Dataset records
────────

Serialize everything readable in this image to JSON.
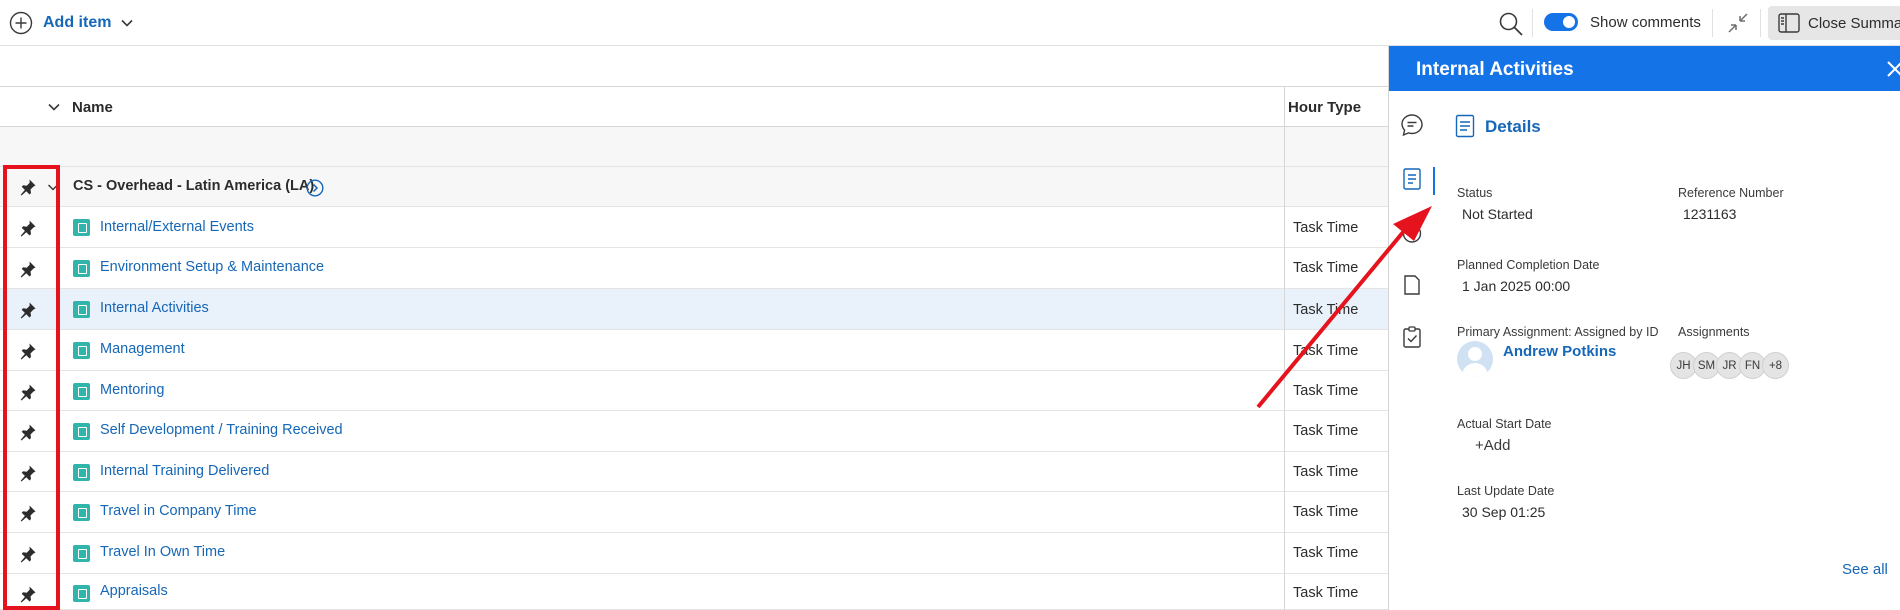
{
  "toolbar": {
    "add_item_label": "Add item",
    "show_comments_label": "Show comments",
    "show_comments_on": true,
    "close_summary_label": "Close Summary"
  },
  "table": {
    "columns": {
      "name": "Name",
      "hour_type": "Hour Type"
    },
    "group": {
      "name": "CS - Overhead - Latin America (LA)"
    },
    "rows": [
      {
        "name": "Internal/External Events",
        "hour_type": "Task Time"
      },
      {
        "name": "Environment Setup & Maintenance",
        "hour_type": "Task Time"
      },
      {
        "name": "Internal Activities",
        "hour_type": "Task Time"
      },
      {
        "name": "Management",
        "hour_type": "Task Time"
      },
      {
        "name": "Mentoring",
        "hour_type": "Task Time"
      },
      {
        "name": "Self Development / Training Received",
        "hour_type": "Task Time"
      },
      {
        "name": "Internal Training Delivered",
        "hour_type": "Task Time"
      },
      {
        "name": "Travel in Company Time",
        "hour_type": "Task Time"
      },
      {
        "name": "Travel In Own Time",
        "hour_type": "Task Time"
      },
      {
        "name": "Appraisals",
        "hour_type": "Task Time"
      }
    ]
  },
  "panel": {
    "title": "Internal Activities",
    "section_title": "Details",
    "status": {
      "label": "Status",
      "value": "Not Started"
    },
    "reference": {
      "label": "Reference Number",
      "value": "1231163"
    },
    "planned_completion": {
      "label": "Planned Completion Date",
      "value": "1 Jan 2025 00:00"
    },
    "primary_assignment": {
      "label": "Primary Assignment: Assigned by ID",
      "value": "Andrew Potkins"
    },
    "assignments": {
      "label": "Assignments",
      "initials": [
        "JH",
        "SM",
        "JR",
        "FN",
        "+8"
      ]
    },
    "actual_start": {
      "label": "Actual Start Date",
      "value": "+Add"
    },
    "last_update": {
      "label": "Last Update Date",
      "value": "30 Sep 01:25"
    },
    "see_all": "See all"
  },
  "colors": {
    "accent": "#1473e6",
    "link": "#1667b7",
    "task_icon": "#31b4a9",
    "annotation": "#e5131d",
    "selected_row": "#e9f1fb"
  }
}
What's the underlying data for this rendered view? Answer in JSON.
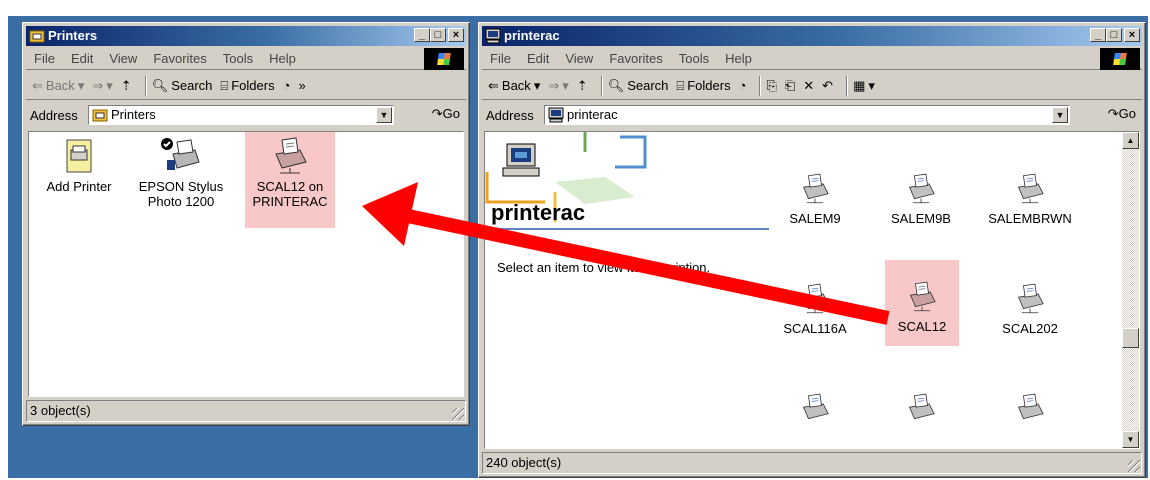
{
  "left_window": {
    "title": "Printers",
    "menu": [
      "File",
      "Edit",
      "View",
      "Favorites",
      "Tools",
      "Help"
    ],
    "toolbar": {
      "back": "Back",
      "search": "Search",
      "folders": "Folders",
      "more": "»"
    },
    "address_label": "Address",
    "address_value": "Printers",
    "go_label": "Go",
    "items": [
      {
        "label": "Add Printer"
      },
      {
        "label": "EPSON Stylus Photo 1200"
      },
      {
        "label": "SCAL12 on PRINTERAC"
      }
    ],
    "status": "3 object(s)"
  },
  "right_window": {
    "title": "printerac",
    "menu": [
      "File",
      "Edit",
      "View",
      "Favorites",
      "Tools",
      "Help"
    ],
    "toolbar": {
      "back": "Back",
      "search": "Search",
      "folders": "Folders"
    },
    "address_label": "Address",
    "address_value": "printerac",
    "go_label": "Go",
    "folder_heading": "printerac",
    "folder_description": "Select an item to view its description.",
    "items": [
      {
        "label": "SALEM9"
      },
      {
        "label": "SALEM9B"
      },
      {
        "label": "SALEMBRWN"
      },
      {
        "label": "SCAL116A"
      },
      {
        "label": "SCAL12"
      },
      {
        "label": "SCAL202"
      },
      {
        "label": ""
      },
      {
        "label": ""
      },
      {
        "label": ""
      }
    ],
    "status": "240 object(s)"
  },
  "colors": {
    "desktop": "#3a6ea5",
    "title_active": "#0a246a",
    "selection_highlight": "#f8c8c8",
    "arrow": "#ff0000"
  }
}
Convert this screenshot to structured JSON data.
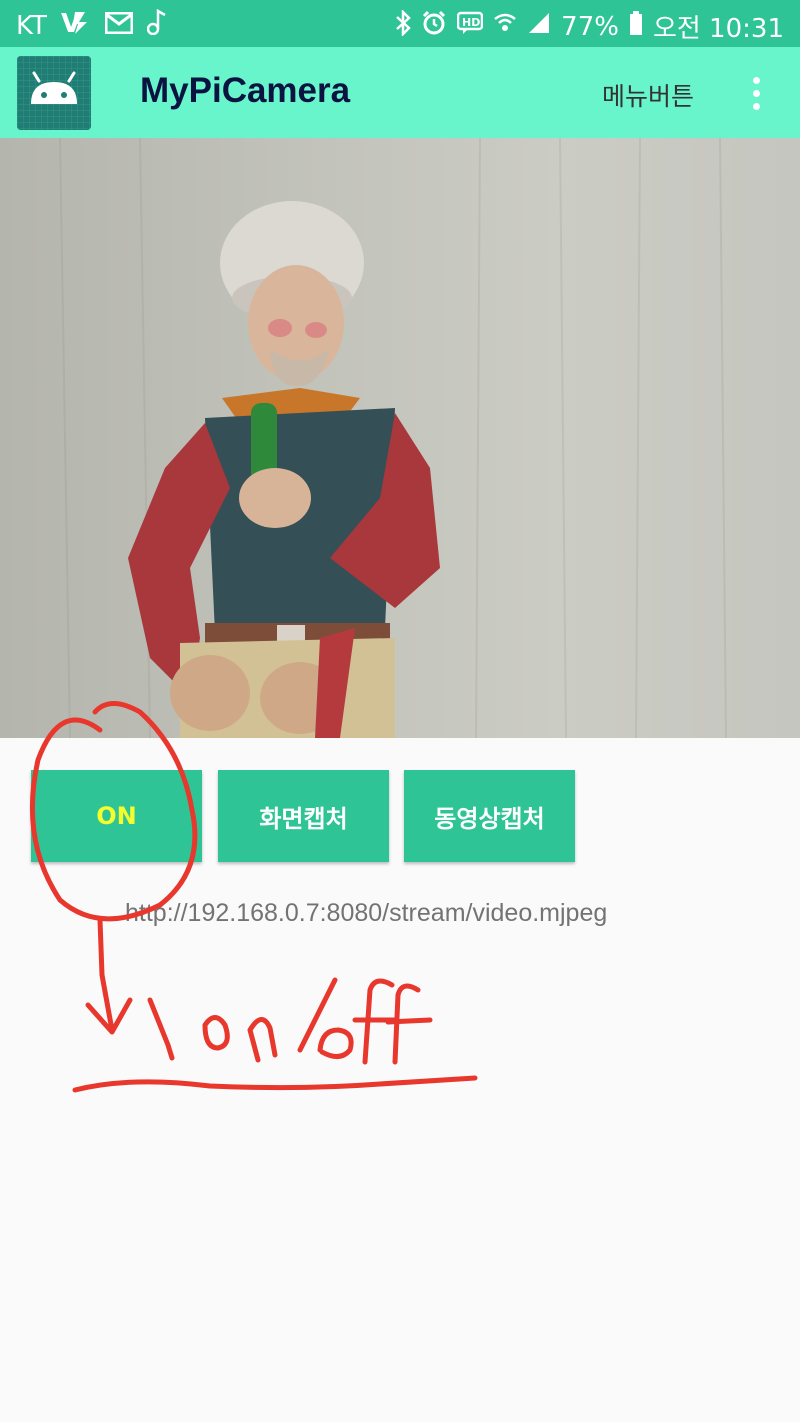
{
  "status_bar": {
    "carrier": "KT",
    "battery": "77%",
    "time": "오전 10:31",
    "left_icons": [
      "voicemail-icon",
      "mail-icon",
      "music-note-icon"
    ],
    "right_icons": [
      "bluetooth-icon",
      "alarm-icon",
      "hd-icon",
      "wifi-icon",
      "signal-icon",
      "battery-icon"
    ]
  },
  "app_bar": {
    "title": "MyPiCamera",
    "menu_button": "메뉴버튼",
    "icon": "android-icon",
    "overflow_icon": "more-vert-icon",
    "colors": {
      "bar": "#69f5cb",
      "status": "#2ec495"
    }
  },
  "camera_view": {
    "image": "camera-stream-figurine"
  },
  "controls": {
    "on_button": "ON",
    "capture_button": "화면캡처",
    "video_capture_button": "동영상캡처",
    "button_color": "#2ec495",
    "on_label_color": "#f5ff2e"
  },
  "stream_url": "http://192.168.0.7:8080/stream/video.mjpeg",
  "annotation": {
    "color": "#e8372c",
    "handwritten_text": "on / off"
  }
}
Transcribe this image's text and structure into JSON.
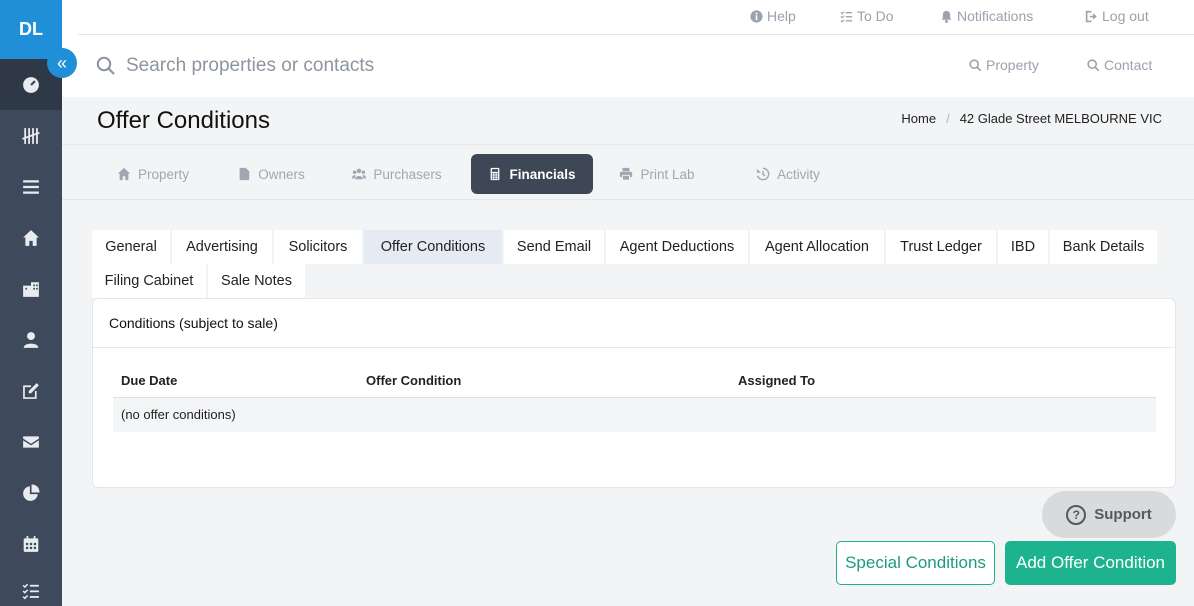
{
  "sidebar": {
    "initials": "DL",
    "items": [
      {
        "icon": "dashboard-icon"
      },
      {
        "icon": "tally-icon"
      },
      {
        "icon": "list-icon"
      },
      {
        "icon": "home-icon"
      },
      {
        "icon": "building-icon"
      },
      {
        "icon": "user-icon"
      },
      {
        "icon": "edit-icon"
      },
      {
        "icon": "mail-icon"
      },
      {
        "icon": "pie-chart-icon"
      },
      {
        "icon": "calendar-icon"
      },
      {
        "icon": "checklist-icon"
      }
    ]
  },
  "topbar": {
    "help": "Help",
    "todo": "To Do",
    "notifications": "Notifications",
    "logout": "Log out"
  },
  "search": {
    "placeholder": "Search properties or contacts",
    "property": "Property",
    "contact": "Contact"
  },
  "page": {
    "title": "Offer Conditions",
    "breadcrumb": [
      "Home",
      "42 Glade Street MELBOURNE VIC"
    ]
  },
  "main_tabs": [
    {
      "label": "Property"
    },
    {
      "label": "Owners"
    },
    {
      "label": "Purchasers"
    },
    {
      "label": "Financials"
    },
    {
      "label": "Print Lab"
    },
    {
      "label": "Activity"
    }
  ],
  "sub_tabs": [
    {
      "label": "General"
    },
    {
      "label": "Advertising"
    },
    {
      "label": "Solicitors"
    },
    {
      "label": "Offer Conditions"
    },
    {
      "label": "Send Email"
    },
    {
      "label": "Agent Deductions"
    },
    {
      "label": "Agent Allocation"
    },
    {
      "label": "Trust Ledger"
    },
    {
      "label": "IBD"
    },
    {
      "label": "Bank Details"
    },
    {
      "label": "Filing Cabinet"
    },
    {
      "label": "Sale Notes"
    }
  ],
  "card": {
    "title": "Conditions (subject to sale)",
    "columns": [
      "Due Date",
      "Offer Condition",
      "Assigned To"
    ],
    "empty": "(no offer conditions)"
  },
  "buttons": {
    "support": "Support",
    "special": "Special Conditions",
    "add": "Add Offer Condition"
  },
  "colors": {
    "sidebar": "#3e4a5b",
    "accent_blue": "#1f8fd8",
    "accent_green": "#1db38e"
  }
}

────────

Short task
The records above should be reproduced exactly, with no pictures included.

Output below
Serialize everything readable in this image to JSON.
{
  "toolbar": {
    "add_item_label": "Add item",
    "show_comments_label": "Show comments",
    "show_comments_on": true,
    "close_summary_label": "Close Summary"
  },
  "table": {
    "columns": {
      "name": "Name",
      "hour_type": "Hour Type"
    },
    "group": {
      "name": "CS - Overhead - Latin America (LA)"
    },
    "rows": [
      {
        "name": "Internal/External Events",
        "hour_type": "Task Time"
      },
      {
        "name": "Environment Setup & Maintenance",
        "hour_type": "Task Time"
      },
      {
        "name": "Internal Activities",
        "hour_type": "Task Time"
      },
      {
        "name": "Management",
        "hour_type": "Task Time"
      },
      {
        "name": "Mentoring",
        "hour_type": "Task Time"
      },
      {
        "name": "Self Development / Training Received",
        "hour_type": "Task Time"
      },
      {
        "name": "Internal Training Delivered",
        "hour_type": "Task Time"
      },
      {
        "name": "Travel in Company Time",
        "hour_type": "Task Time"
      },
      {
        "name": "Travel In Own Time",
        "hour_type": "Task Time"
      },
      {
        "name": "Appraisals",
        "hour_type": "Task Time"
      }
    ]
  },
  "panel": {
    "title": "Internal Activities",
    "section_title": "Details",
    "status": {
      "label": "Status",
      "value": "Not Started"
    },
    "reference": {
      "label": "Reference Number",
      "value": "1231163"
    },
    "planned_completion": {
      "label": "Planned Completion Date",
      "value": "1 Jan 2025 00:00"
    },
    "primary_assignment": {
      "label": "Primary Assignment: Assigned by ID",
      "value": "Andrew Potkins"
    },
    "assignments": {
      "label": "Assignments",
      "initials": [
        "JH",
        "SM",
        "JR",
        "FN",
        "+8"
      ]
    },
    "actual_start": {
      "label": "Actual Start Date",
      "value": "+Add"
    },
    "last_update": {
      "label": "Last Update Date",
      "value": "30 Sep 01:25"
    },
    "see_all": "See all"
  },
  "colors": {
    "accent": "#1473e6",
    "link": "#1667b7",
    "task_icon": "#31b4a9",
    "annotation": "#e5131d",
    "selected_row": "#e9f1fb"
  }
}
What's the underlying data for this rendered view? Answer in JSON.
{
  "left_window": {
    "title": "Printers",
    "menu": [
      "File",
      "Edit",
      "View",
      "Favorites",
      "Tools",
      "Help"
    ],
    "toolbar": {
      "back": "Back",
      "search": "Search",
      "folders": "Folders",
      "more": "»"
    },
    "address_label": "Address",
    "address_value": "Printers",
    "go_label": "Go",
    "items": [
      {
        "label": "Add Printer"
      },
      {
        "label": "EPSON Stylus Photo 1200"
      },
      {
        "label": "SCAL12 on PRINTERAC"
      }
    ],
    "status": "3 object(s)"
  },
  "right_window": {
    "title": "printerac",
    "menu": [
      "File",
      "Edit",
      "View",
      "Favorites",
      "Tools",
      "Help"
    ],
    "toolbar": {
      "back": "Back",
      "search": "Search",
      "folders": "Folders"
    },
    "address_label": "Address",
    "address_value": "printerac",
    "go_label": "Go",
    "folder_heading": "printerac",
    "folder_description": "Select an item to view its description.",
    "items": [
      {
        "label": "SALEM9"
      },
      {
        "label": "SALEM9B"
      },
      {
        "label": "SALEMBRWN"
      },
      {
        "label": "SCAL116A"
      },
      {
        "label": "SCAL12"
      },
      {
        "label": "SCAL202"
      },
      {
        "label": ""
      },
      {
        "label": ""
      },
      {
        "label": ""
      }
    ],
    "status": "240 object(s)"
  },
  "colors": {
    "desktop": "#3a6ea5",
    "title_active": "#0a246a",
    "selection_highlight": "#f8c8c8",
    "arrow": "#ff0000"
  }
}
Convert this screenshot to structured JSON data.
{
  "status_bar": {
    "carrier": "KT",
    "battery": "77%",
    "time": "오전 10:31",
    "left_icons": [
      "voicemail-icon",
      "mail-icon",
      "music-note-icon"
    ],
    "right_icons": [
      "bluetooth-icon",
      "alarm-icon",
      "hd-icon",
      "wifi-icon",
      "signal-icon",
      "battery-icon"
    ]
  },
  "app_bar": {
    "title": "MyPiCamera",
    "menu_button": "메뉴버튼",
    "icon": "android-icon",
    "overflow_icon": "more-vert-icon",
    "colors": {
      "bar": "#69f5cb",
      "status": "#2ec495"
    }
  },
  "camera_view": {
    "image": "camera-stream-figurine"
  },
  "controls": {
    "on_button": "ON",
    "capture_button": "화면캡처",
    "video_capture_button": "동영상캡처",
    "button_color": "#2ec495",
    "on_label_color": "#f5ff2e"
  },
  "stream_url": "http://192.168.0.7:8080/stream/video.mjpeg",
  "annotation": {
    "color": "#e8372c",
    "handwritten_text": "on / off"
  }
}
Transcribe this image's text and structure into JSON.
{
  "sidebar": {
    "initials": "DL",
    "items": [
      {
        "icon": "dashboard-icon"
      },
      {
        "icon": "tally-icon"
      },
      {
        "icon": "list-icon"
      },
      {
        "icon": "home-icon"
      },
      {
        "icon": "building-icon"
      },
      {
        "icon": "user-icon"
      },
      {
        "icon": "edit-icon"
      },
      {
        "icon": "mail-icon"
      },
      {
        "icon": "pie-chart-icon"
      },
      {
        "icon": "calendar-icon"
      },
      {
        "icon": "checklist-icon"
      }
    ]
  },
  "topbar": {
    "help": "Help",
    "todo": "To Do",
    "notifications": "Notifications",
    "logout": "Log out"
  },
  "search": {
    "placeholder": "Search properties or contacts",
    "property": "Property",
    "contact": "Contact"
  },
  "page": {
    "title": "Offer Conditions",
    "breadcrumb": [
      "Home",
      "42 Glade Street MELBOURNE VIC"
    ]
  },
  "main_tabs": [
    {
      "label": "Property"
    },
    {
      "label": "Owners"
    },
    {
      "label": "Purchasers"
    },
    {
      "label": "Financials"
    },
    {
      "label": "Print Lab"
    },
    {
      "label": "Activity"
    }
  ],
  "sub_tabs": [
    {
      "label": "General"
    },
    {
      "label": "Advertising"
    },
    {
      "label": "Solicitors"
    },
    {
      "label": "Offer Conditions"
    },
    {
      "label": "Send Email"
    },
    {
      "label": "Agent Deductions"
    },
    {
      "label": "Agent Allocation"
    },
    {
      "label": "Trust Ledger"
    },
    {
      "label": "IBD"
    },
    {
      "label": "Bank Details"
    },
    {
      "label": "Filing Cabinet"
    },
    {
      "label": "Sale Notes"
    }
  ],
  "card": {
    "title": "Conditions (subject to sale)",
    "columns": [
      "Due Date",
      "Offer Condition",
      "Assigned To"
    ],
    "empty": "(no offer conditions)"
  },
  "buttons": {
    "support": "Support",
    "special": "Special Conditions",
    "add": "Add Offer Condition"
  },
  "colors": {
    "sidebar": "#3e4a5b",
    "accent_blue": "#1f8fd8",
    "accent_green": "#1db38e"
  }
}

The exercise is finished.